** Begin Data for processing **

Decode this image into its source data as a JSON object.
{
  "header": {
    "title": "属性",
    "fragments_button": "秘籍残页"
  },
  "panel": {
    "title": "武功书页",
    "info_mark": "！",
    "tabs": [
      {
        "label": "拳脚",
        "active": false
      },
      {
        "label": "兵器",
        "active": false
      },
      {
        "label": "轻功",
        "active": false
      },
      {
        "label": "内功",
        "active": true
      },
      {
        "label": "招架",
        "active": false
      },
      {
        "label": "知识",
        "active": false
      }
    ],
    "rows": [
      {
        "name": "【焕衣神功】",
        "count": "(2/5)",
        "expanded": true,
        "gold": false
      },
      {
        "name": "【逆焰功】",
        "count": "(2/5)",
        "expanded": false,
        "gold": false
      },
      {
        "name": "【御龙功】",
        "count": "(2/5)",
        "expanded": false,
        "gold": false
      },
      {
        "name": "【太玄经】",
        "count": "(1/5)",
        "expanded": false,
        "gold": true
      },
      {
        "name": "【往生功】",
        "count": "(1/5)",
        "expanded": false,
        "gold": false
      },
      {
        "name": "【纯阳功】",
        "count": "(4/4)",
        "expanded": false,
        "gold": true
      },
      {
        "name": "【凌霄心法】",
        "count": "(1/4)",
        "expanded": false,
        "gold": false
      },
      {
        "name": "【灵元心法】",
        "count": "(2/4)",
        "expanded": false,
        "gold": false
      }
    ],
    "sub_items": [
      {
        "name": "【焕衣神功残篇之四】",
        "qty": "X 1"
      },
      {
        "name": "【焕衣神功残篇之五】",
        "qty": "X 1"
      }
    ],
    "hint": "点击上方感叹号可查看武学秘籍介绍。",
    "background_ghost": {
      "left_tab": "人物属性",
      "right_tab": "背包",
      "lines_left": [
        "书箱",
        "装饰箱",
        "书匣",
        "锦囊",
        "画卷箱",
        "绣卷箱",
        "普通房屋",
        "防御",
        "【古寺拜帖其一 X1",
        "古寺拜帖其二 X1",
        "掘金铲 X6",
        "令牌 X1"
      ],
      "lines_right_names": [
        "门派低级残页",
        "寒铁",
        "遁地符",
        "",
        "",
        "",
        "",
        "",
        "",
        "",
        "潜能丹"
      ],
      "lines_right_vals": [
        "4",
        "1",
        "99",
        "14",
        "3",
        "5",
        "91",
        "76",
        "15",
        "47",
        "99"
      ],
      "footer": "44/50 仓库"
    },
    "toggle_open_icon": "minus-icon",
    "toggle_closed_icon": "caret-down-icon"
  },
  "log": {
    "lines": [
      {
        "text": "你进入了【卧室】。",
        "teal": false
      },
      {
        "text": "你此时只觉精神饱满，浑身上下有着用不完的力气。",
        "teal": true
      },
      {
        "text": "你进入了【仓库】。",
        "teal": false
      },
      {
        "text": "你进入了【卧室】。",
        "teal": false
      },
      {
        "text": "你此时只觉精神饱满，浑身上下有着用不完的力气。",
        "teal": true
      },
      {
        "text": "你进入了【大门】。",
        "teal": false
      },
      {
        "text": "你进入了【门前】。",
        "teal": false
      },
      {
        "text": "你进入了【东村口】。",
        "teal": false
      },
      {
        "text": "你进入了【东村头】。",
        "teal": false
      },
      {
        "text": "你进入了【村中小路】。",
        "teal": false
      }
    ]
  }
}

** End Data for processing **
** Begin Data for processing **

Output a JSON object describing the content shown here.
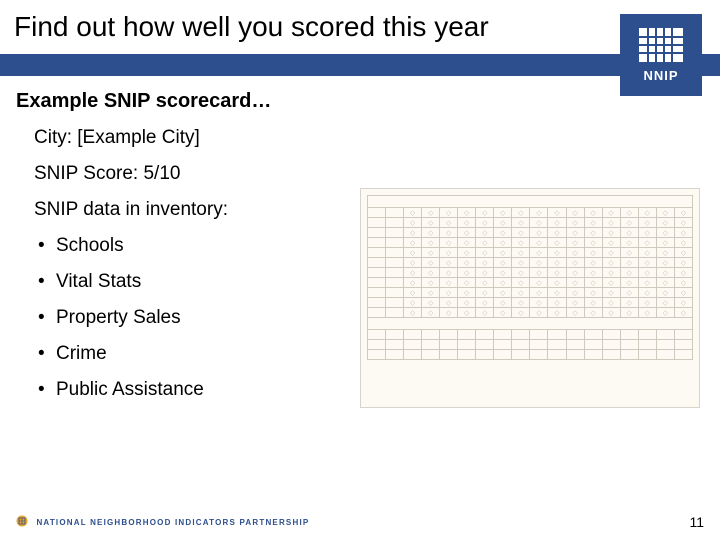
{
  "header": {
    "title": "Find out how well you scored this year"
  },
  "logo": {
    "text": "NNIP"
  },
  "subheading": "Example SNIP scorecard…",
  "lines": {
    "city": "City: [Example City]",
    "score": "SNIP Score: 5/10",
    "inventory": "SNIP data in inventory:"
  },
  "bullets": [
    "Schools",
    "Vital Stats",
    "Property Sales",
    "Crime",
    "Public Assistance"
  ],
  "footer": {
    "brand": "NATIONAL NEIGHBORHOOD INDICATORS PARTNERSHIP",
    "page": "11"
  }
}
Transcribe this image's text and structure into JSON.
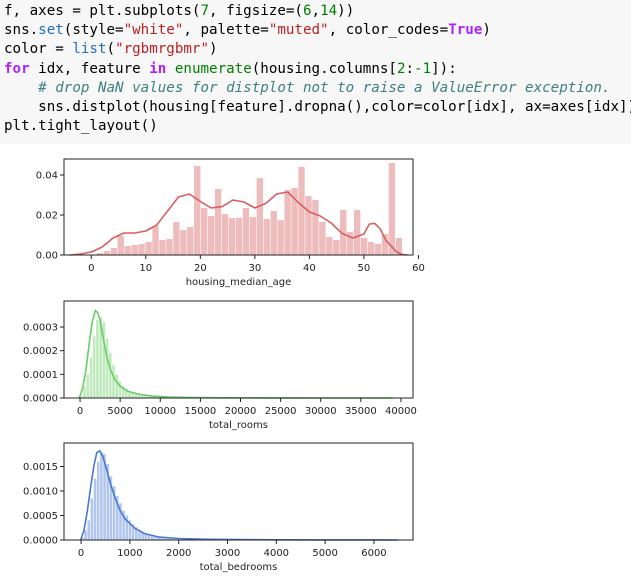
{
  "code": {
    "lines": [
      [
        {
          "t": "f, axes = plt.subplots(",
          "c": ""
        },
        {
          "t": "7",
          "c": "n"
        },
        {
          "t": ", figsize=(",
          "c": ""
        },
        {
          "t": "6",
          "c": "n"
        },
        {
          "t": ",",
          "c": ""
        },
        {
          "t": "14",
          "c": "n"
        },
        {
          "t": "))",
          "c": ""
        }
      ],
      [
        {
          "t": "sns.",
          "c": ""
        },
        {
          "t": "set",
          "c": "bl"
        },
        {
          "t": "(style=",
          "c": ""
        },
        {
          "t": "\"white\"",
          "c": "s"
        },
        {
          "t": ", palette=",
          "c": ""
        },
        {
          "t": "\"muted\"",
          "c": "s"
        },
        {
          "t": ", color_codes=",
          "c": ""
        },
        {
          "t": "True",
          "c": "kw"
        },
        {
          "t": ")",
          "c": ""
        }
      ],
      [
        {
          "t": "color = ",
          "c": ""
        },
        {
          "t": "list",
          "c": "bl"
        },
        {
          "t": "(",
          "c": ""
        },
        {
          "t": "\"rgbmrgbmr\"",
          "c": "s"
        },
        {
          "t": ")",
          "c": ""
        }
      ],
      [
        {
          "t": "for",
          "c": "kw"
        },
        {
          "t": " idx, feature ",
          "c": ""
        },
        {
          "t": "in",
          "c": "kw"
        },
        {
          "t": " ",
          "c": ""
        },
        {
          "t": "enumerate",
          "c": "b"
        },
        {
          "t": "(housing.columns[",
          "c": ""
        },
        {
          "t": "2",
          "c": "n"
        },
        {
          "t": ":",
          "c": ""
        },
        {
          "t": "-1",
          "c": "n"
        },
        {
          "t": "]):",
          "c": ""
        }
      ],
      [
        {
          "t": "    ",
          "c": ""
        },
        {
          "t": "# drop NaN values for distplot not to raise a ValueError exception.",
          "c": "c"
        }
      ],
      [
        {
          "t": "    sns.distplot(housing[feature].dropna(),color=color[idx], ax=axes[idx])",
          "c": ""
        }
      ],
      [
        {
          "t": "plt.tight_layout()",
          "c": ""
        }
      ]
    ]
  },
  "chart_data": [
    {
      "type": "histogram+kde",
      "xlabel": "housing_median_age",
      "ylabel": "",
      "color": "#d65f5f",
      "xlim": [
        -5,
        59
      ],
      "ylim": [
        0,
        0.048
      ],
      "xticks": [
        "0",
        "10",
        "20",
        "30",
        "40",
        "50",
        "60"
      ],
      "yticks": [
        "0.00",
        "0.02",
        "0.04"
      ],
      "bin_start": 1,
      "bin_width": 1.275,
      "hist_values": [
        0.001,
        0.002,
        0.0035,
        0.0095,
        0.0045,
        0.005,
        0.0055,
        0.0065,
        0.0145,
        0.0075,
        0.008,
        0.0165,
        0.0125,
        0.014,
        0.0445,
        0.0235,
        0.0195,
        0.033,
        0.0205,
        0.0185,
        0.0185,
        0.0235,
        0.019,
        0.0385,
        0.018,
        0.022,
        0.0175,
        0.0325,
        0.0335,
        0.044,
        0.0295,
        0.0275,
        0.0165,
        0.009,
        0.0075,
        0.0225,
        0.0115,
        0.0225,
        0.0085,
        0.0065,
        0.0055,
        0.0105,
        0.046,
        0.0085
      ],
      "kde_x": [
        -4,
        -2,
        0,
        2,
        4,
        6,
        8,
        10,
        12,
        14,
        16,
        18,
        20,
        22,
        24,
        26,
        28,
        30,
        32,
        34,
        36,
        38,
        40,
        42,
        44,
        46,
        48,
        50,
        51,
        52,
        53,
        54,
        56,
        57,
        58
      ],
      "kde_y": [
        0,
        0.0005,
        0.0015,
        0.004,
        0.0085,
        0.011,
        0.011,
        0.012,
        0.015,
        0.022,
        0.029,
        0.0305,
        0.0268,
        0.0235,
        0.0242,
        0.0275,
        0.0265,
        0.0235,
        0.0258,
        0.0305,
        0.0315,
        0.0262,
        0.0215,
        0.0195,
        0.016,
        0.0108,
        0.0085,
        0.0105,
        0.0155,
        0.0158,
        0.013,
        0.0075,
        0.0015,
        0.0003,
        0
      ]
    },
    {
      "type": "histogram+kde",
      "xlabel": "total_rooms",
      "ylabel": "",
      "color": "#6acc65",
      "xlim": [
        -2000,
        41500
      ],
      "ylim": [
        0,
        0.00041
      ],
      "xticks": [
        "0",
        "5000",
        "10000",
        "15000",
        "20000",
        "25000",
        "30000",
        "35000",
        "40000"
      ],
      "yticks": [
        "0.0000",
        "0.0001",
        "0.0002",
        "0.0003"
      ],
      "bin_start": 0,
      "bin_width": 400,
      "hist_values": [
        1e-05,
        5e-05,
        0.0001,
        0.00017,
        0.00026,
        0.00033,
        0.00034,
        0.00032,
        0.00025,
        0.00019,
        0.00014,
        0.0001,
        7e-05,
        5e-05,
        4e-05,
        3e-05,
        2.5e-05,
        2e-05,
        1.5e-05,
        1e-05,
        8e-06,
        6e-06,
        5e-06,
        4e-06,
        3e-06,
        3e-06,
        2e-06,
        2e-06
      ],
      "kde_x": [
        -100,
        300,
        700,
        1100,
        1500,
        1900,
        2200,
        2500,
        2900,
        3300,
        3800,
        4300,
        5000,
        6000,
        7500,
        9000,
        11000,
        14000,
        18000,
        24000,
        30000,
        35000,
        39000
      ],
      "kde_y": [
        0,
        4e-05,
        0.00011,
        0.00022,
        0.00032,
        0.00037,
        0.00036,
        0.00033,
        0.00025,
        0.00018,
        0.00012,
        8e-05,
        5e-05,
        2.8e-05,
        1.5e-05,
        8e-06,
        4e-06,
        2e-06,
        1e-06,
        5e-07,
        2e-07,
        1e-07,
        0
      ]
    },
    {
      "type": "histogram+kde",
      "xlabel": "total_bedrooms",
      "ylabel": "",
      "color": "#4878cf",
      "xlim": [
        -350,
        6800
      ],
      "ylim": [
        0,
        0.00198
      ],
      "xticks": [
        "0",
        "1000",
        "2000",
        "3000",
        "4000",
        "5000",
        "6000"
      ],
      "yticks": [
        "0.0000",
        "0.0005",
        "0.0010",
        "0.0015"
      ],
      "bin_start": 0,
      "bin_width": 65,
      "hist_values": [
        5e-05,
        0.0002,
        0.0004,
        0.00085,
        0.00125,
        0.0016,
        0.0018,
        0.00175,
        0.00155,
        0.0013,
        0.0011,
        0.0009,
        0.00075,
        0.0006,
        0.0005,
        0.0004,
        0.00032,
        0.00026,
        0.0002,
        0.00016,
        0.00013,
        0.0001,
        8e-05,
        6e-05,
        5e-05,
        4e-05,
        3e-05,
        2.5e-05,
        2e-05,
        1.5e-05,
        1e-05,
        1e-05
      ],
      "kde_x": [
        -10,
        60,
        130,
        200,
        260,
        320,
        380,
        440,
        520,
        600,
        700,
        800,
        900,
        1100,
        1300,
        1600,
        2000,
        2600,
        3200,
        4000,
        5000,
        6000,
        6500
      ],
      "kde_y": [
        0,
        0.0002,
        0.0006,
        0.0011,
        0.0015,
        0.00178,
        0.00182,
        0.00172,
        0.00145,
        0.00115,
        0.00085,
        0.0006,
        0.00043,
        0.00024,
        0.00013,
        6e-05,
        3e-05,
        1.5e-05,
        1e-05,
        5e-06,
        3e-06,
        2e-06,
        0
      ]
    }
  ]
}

** End Data for processing **

* _Exercise_
Pick out and copy the lines of the entries that hold the string "xlabel".

* _Response for this exercise_
      "xlabel": "housing_median_age",
      "xlabel": "total_rooms",
      "xlabel": "total_bedrooms",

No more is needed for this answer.